§ **WHAT IS NEEDED**: Retype the material that follows, keeping every word as it is.

§ **PROVIDED INFORMATION**:
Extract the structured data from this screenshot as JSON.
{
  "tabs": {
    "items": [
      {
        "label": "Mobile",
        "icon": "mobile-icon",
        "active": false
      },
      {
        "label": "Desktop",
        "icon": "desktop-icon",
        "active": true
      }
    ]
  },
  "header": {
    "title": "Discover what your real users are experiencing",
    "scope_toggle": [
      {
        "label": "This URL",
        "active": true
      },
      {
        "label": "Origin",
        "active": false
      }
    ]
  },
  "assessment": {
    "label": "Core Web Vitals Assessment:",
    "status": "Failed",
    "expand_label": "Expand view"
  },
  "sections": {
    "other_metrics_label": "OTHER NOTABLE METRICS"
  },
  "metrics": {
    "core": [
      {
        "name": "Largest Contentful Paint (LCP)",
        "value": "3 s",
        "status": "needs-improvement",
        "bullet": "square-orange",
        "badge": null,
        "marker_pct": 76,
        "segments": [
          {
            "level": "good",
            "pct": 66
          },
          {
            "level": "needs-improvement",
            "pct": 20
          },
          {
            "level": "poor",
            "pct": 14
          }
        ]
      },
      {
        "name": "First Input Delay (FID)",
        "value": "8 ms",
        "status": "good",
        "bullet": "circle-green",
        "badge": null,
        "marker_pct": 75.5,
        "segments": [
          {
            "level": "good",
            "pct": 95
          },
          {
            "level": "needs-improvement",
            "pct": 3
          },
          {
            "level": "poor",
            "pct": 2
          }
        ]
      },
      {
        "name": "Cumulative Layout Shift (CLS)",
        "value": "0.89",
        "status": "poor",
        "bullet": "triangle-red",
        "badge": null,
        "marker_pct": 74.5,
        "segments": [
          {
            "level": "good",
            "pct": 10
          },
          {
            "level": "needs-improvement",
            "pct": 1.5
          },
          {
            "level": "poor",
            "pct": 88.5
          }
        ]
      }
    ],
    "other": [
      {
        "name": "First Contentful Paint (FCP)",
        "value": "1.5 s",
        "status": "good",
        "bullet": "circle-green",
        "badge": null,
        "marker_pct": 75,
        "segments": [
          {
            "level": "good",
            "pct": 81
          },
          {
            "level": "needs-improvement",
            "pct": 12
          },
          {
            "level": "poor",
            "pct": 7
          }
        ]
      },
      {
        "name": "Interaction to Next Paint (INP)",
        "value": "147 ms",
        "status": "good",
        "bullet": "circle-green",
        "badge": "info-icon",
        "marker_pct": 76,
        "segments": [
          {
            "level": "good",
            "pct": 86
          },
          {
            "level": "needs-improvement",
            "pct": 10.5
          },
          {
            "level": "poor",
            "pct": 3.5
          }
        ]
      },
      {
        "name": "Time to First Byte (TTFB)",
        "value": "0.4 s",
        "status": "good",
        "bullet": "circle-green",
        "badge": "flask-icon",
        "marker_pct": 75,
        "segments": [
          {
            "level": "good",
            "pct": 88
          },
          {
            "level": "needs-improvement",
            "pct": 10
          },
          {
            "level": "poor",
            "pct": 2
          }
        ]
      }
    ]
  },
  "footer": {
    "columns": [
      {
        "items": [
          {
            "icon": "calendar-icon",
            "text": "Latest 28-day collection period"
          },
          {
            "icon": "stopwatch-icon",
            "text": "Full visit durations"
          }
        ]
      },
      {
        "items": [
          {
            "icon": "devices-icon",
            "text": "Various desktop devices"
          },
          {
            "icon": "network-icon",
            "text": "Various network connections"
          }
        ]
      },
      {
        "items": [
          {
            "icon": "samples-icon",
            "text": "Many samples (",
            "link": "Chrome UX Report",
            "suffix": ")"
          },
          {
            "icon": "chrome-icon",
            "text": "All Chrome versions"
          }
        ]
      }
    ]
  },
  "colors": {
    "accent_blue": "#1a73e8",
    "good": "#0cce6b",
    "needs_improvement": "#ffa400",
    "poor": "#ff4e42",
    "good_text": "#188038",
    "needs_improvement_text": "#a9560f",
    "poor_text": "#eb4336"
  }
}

§ **ANSWER BELOW**:
Extract the structured data from this screenshot as JSON.
{
  "tabs": {
    "items": [
      {
        "label": "Mobile",
        "icon": "mobile-icon",
        "active": false
      },
      {
        "label": "Desktop",
        "icon": "desktop-icon",
        "active": true
      }
    ]
  },
  "header": {
    "title": "Discover what your real users are experiencing",
    "scope_toggle": [
      {
        "label": "This URL",
        "active": true
      },
      {
        "label": "Origin",
        "active": false
      }
    ]
  },
  "assessment": {
    "label": "Core Web Vitals Assessment:",
    "status": "Failed",
    "expand_label": "Expand view"
  },
  "sections": {
    "other_metrics_label": "OTHER NOTABLE METRICS"
  },
  "metrics": {
    "core": [
      {
        "name": "Largest Contentful Paint (LCP)",
        "value": "3 s",
        "status": "needs-improvement",
        "bullet": "square-orange",
        "badge": null,
        "marker_pct": 76,
        "segments": [
          {
            "level": "good",
            "pct": 66
          },
          {
            "level": "needs-improvement",
            "pct": 20
          },
          {
            "level": "poor",
            "pct": 14
          }
        ]
      },
      {
        "name": "First Input Delay (FID)",
        "value": "8 ms",
        "status": "good",
        "bullet": "circle-green",
        "badge": null,
        "marker_pct": 75.5,
        "segments": [
          {
            "level": "good",
            "pct": 95
          },
          {
            "level": "needs-improvement",
            "pct": 3
          },
          {
            "level": "poor",
            "pct": 2
          }
        ]
      },
      {
        "name": "Cumulative Layout Shift (CLS)",
        "value": "0.89",
        "status": "poor",
        "bullet": "triangle-red",
        "badge": null,
        "marker_pct": 74.5,
        "segments": [
          {
            "level": "good",
            "pct": 10
          },
          {
            "level": "needs-improvement",
            "pct": 1.5
          },
          {
            "level": "poor",
            "pct": 88.5
          }
        ]
      }
    ],
    "other": [
      {
        "name": "First Contentful Paint (FCP)",
        "value": "1.5 s",
        "status": "good",
        "bullet": "circle-green",
        "badge": null,
        "marker_pct": 75,
        "segments": [
          {
            "level": "good",
            "pct": 81
          },
          {
            "level": "needs-improvement",
            "pct": 12
          },
          {
            "level": "poor",
            "pct": 7
          }
        ]
      },
      {
        "name": "Interaction to Next Paint (INP)",
        "value": "147 ms",
        "status": "good",
        "bullet": "circle-green",
        "badge": "info-icon",
        "marker_pct": 76,
        "segments": [
          {
            "level": "good",
            "pct": 86
          },
          {
            "level": "needs-improvement",
            "pct": 10.5
          },
          {
            "level": "poor",
            "pct": 3.5
          }
        ]
      },
      {
        "name": "Time to First Byte (TTFB)",
        "value": "0.4 s",
        "status": "good",
        "bullet": "circle-green",
        "badge": "flask-icon",
        "marker_pct": 75,
        "segments": [
          {
            "level": "good",
            "pct": 88
          },
          {
            "level": "needs-improvement",
            "pct": 10
          },
          {
            "level": "poor",
            "pct": 2
          }
        ]
      }
    ]
  },
  "footer": {
    "columns": [
      {
        "items": [
          {
            "icon": "calendar-icon",
            "text": "Latest 28-day collection period"
          },
          {
            "icon": "stopwatch-icon",
            "text": "Full visit durations"
          }
        ]
      },
      {
        "items": [
          {
            "icon": "devices-icon",
            "text": "Various desktop devices"
          },
          {
            "icon": "network-icon",
            "text": "Various network connections"
          }
        ]
      },
      {
        "items": [
          {
            "icon": "samples-icon",
            "text": "Many samples (",
            "link": "Chrome UX Report",
            "suffix": ")"
          },
          {
            "icon": "chrome-icon",
            "text": "All Chrome versions"
          }
        ]
      }
    ]
  },
  "colors": {
    "accent_blue": "#1a73e8",
    "good": "#0cce6b",
    "needs_improvement": "#ffa400",
    "poor": "#ff4e42",
    "good_text": "#188038",
    "needs_improvement_text": "#a9560f",
    "poor_text": "#eb4336"
  }
}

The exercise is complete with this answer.